Look through the material below and count the lines with the string "idejas". Report only the count.

-------- Exercise data --------

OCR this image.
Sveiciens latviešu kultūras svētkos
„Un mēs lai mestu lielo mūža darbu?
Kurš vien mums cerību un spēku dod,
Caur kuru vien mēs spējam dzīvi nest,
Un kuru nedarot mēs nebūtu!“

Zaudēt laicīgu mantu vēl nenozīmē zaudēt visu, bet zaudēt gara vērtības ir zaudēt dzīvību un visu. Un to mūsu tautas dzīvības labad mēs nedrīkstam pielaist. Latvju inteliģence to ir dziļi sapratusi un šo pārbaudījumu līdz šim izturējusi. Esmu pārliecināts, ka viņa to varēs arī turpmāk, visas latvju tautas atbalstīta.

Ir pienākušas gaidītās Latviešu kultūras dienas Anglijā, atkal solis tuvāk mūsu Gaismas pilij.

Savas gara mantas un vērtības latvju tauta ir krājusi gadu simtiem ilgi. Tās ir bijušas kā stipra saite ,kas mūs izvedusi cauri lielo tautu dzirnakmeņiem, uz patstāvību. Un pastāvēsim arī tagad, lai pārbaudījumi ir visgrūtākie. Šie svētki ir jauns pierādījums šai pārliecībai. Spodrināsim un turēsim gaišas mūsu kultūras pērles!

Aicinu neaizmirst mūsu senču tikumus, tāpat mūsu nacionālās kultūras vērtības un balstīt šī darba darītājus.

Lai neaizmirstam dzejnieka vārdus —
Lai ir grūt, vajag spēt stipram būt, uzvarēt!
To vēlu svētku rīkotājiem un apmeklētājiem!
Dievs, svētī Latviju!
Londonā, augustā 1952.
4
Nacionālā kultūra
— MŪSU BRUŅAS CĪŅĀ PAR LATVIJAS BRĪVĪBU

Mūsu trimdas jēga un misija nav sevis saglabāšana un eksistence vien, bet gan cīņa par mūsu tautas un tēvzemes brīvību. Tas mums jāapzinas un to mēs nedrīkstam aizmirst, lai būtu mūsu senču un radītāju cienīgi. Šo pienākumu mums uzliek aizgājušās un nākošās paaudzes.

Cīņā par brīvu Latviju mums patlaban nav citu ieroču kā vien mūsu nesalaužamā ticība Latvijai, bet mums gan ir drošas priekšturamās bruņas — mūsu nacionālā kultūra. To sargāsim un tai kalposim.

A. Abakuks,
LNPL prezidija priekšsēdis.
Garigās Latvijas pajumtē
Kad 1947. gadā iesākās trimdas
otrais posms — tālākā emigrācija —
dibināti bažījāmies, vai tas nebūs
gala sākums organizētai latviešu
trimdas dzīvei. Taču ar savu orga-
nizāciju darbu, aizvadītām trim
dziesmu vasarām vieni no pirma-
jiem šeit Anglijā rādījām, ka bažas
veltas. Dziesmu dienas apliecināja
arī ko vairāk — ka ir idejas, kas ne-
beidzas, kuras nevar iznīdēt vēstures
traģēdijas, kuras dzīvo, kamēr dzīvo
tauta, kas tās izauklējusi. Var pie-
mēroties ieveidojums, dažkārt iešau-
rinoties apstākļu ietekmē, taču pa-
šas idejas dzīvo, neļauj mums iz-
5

--------

__Exercise result__. 2